## [Dataset items]
********

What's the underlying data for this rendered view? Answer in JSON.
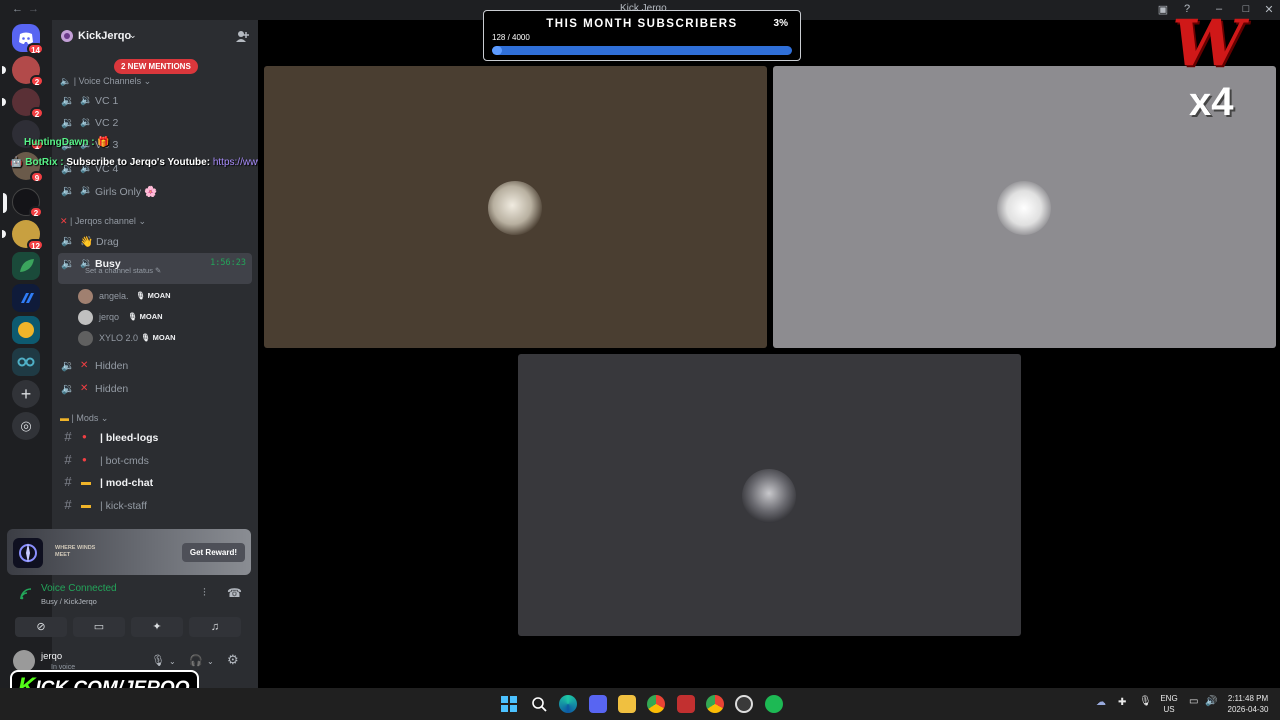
{
  "window": {
    "title": "Kick Jerqo",
    "back_icon": "arrow-left",
    "forward_icon": "arrow-right"
  },
  "rail": {
    "home_badge": "14",
    "servers": [
      {
        "name": "server-1",
        "badge": "2",
        "color": "#b24a4a"
      },
      {
        "name": "server-2",
        "badge": "2",
        "color": "#5a3036"
      },
      {
        "name": "server-3",
        "badge": "1",
        "color": "#2e2e36"
      },
      {
        "name": "server-4",
        "badge": "9",
        "color": "#6a5a4a"
      },
      {
        "name": "server-5",
        "badge": "2",
        "color": "#141418"
      },
      {
        "name": "server-6",
        "badge": "12",
        "color": "#c8a040"
      },
      {
        "name": "server-7",
        "badge": "",
        "color": "#3ba55d"
      },
      {
        "name": "server-8",
        "badge": "",
        "color": "#2553c9"
      },
      {
        "name": "server-9",
        "badge": "",
        "color": "#f0b429"
      },
      {
        "name": "server-10",
        "badge": "",
        "color": "#1f6f8b"
      }
    ]
  },
  "sidebar": {
    "guild_name": "KickJerqo",
    "mentions_pill": "2 NEW MENTIONS",
    "categories": {
      "voice": "Voice Channels",
      "jerqo": "Jerqos channel",
      "mods": "Mods"
    },
    "voice_channels": [
      "VC 1",
      "VC 2",
      "VC 3",
      "VC 4",
      "Girls Only 🌸"
    ],
    "jerqo_channels": {
      "drag": "👋 Drag",
      "busy": "Busy",
      "busy_timer": "1:56:23",
      "busy_status": "Set a channel status ✎",
      "hidden_1": "Hidden",
      "hidden_2": "Hidden"
    },
    "voice_users": [
      {
        "name": "angela.",
        "tag": "MOAN"
      },
      {
        "name": "jerqo",
        "tag": "MOAN"
      },
      {
        "name": "XYLO 2.0",
        "tag": "MOAN"
      }
    ],
    "mod_channels": [
      {
        "icon": "🩸",
        "name": "| bleed-logs",
        "bold": true
      },
      {
        "icon": "🩸",
        "name": "| bot-cmds",
        "bold": false
      },
      {
        "icon": "📁",
        "name": "| mod-chat",
        "bold": true
      },
      {
        "icon": "📁",
        "name": "| kick-staff",
        "bold": false
      }
    ]
  },
  "reward": {
    "game_text": "WHERE WINDS MEET",
    "button": "Get Reward!"
  },
  "voice_panel": {
    "status": "Voice Connected",
    "sub": "Busy / KickJerqo"
  },
  "userbar": {
    "username": "jerqo",
    "status": "In voice"
  },
  "chat_overlay": [
    {
      "user": "HuntingDawn :",
      "message": "🎁",
      "user_color": "#57f287"
    },
    {
      "user": "BotRix :",
      "message": "Subscribe to Jerqo's Youtube: ",
      "link": "https://www.youtube.com/jerqobeats",
      "user_color": "#57f287"
    }
  ],
  "goal": {
    "title": "THIS MONTH SUBSCRIBERS",
    "percent_label": "3%",
    "count": "128 / 4000",
    "progress": 0.032
  },
  "multiplier": {
    "letter": "W",
    "value": "x4"
  },
  "kick_overlay": {
    "k": "K",
    "text": "ICK.COM/JERQO"
  },
  "tiles": [
    {
      "name": "tile-1",
      "bg": "#4a3e31"
    },
    {
      "name": "tile-2",
      "bg": "#8d8c90"
    },
    {
      "name": "tile-3",
      "bg": "#38383c"
    }
  ],
  "tray": {
    "lang": "ENG",
    "region": "US",
    "time": "2:11:48 PM",
    "date": "2026-04-30"
  },
  "colors": {
    "discord_green": "#23a55a",
    "mention_red": "#da373c",
    "kick_green": "#53fc18"
  }
}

********

## [Goal of the exercise]
Output all the records, word for word, with no pictures in the copy.

## [Expected answer]
What's the underlying data for this rendered view? Answer in JSON.
{
  "window": {
    "title": "Kick Jerqo",
    "back_icon": "arrow-left",
    "forward_icon": "arrow-right"
  },
  "rail": {
    "home_badge": "14",
    "servers": [
      {
        "name": "server-1",
        "badge": "2",
        "color": "#b24a4a"
      },
      {
        "name": "server-2",
        "badge": "2",
        "color": "#5a3036"
      },
      {
        "name": "server-3",
        "badge": "1",
        "color": "#2e2e36"
      },
      {
        "name": "server-4",
        "badge": "9",
        "color": "#6a5a4a"
      },
      {
        "name": "server-5",
        "badge": "2",
        "color": "#141418"
      },
      {
        "name": "server-6",
        "badge": "12",
        "color": "#c8a040"
      },
      {
        "name": "server-7",
        "badge": "",
        "color": "#3ba55d"
      },
      {
        "name": "server-8",
        "badge": "",
        "color": "#2553c9"
      },
      {
        "name": "server-9",
        "badge": "",
        "color": "#f0b429"
      },
      {
        "name": "server-10",
        "badge": "",
        "color": "#1f6f8b"
      }
    ]
  },
  "sidebar": {
    "guild_name": "KickJerqo",
    "mentions_pill": "2 NEW MENTIONS",
    "categories": {
      "voice": "Voice Channels",
      "jerqo": "Jerqos channel",
      "mods": "Mods"
    },
    "voice_channels": [
      "VC 1",
      "VC 2",
      "VC 3",
      "VC 4",
      "Girls Only 🌸"
    ],
    "jerqo_channels": {
      "drag": "👋 Drag",
      "busy": "Busy",
      "busy_timer": "1:56:23",
      "busy_status": "Set a channel status ✎",
      "hidden_1": "Hidden",
      "hidden_2": "Hidden"
    },
    "voice_users": [
      {
        "name": "angela.",
        "tag": "MOAN"
      },
      {
        "name": "jerqo",
        "tag": "MOAN"
      },
      {
        "name": "XYLO 2.0",
        "tag": "MOAN"
      }
    ],
    "mod_channels": [
      {
        "icon": "🩸",
        "name": "| bleed-logs",
        "bold": true
      },
      {
        "icon": "🩸",
        "name": "| bot-cmds",
        "bold": false
      },
      {
        "icon": "📁",
        "name": "| mod-chat",
        "bold": true
      },
      {
        "icon": "📁",
        "name": "| kick-staff",
        "bold": false
      }
    ]
  },
  "reward": {
    "game_text": "WHERE WINDS MEET",
    "button": "Get Reward!"
  },
  "voice_panel": {
    "status": "Voice Connected",
    "sub": "Busy / KickJerqo"
  },
  "userbar": {
    "username": "jerqo",
    "status": "In voice"
  },
  "chat_overlay": [
    {
      "user": "HuntingDawn :",
      "message": "🎁",
      "user_color": "#57f287"
    },
    {
      "user": "BotRix :",
      "message": "Subscribe to Jerqo's Youtube: ",
      "link": "https://www.youtube.com/jerqobeats",
      "user_color": "#57f287"
    }
  ],
  "goal": {
    "title": "THIS MONTH SUBSCRIBERS",
    "percent_label": "3%",
    "count": "128 / 4000",
    "progress": 0.032
  },
  "multiplier": {
    "letter": "W",
    "value": "x4"
  },
  "kick_overlay": {
    "k": "K",
    "text": "ICK.COM/JERQO"
  },
  "tiles": [
    {
      "name": "tile-1",
      "bg": "#4a3e31"
    },
    {
      "name": "tile-2",
      "bg": "#8d8c90"
    },
    {
      "name": "tile-3",
      "bg": "#38383c"
    }
  ],
  "tray": {
    "lang": "ENG",
    "region": "US",
    "time": "2:11:48 PM",
    "date": "2026-04-30"
  },
  "colors": {
    "discord_green": "#23a55a",
    "mention_red": "#da373c",
    "kick_green": "#53fc18"
  }
}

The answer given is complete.